▼
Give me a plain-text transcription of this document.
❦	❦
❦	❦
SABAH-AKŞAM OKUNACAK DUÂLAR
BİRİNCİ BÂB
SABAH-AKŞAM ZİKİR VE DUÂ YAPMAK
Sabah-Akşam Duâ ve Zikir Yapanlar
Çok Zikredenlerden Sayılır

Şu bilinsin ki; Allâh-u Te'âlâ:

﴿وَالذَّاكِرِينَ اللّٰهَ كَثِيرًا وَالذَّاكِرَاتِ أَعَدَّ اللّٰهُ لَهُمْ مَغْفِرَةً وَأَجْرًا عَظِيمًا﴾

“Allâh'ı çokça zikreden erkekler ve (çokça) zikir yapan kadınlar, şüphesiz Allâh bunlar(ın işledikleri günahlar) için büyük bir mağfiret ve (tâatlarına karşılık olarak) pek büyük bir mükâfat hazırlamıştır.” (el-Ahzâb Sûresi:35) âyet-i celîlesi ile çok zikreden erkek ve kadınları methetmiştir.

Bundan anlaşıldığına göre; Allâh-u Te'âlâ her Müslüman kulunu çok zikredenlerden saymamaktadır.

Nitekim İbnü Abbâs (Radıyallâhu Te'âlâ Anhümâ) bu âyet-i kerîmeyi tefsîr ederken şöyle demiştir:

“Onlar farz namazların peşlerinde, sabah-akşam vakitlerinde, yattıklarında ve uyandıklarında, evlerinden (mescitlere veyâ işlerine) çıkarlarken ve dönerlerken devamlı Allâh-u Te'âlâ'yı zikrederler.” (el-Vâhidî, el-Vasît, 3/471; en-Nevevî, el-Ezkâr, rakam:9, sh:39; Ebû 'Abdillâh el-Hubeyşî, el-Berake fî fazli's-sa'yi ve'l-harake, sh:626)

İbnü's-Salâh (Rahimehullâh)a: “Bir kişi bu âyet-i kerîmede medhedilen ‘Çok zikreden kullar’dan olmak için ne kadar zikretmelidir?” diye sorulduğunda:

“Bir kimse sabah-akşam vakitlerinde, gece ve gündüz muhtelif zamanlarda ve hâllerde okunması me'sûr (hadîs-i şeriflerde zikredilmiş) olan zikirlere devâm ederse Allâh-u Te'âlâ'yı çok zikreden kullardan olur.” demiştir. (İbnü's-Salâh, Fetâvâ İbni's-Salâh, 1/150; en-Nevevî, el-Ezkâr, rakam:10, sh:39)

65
▲
- **Instructions to follow**: What do the records say? Quote them all exactly.

- **Expected answer**:
Give me a plain-text transcription of this document.
❦	❦
❦	❦
SABAH-AKŞAM OKUNACAK DUÂLAR
BİRİNCİ BÂB
SABAH-AKŞAM ZİKİR VE DUÂ YAPMAK
Sabah-Akşam Duâ ve Zikir Yapanlar
Çok Zikredenlerden Sayılır

Şu bilinsin ki; Allâh-u Te'âlâ:

﴿وَالذَّاكِرِينَ اللّٰهَ كَثِيرًا وَالذَّاكِرَاتِ أَعَدَّ اللّٰهُ لَهُمْ مَغْفِرَةً وَأَجْرًا عَظِيمًا﴾

“Allâh'ı çokça zikreden erkekler ve (çokça) zikir yapan kadınlar, şüphesiz Allâh bunlar(ın işledikleri günahlar) için büyük bir mağfiret ve (tâatlarına karşılık olarak) pek büyük bir mükâfat hazırlamıştır.” (el-Ahzâb Sûresi:35) âyet-i celîlesi ile çok zikreden erkek ve kadınları methetmiştir.

Bundan anlaşıldığına göre; Allâh-u Te'âlâ her Müslüman kulunu çok zikredenlerden saymamaktadır.

Nitekim İbnü Abbâs (Radıyallâhu Te'âlâ Anhümâ) bu âyet-i kerîmeyi tefsîr ederken şöyle demiştir:

“Onlar farz namazların peşlerinde, sabah-akşam vakitlerinde, yattıklarında ve uyandıklarında, evlerinden (mescitlere veyâ işlerine) çıkarlarken ve dönerlerken devamlı Allâh-u Te'âlâ'yı zikrederler.” (el-Vâhidî, el-Vasît, 3/471; en-Nevevî, el-Ezkâr, rakam:9, sh:39; Ebû 'Abdillâh el-Hubeyşî, el-Berake fî fazli's-sa'yi ve'l-harake, sh:626)

İbnü's-Salâh (Rahimehullâh)a: “Bir kişi bu âyet-i kerîmede medhedilen ‘Çok zikreden kullar’dan olmak için ne kadar zikretmelidir?” diye sorulduğunda:

“Bir kimse sabah-akşam vakitlerinde, gece ve gündüz muhtelif zamanlarda ve hâllerde okunması me'sûr (hadîs-i şeriflerde zikredilmiş) olan zikirlere devâm ederse Allâh-u Te'âlâ'yı çok zikreden kullardan olur.” demiştir. (İbnü's-Salâh, Fetâvâ İbni's-Salâh, 1/150; en-Nevevî, el-Ezkâr, rakam:10, sh:39)

65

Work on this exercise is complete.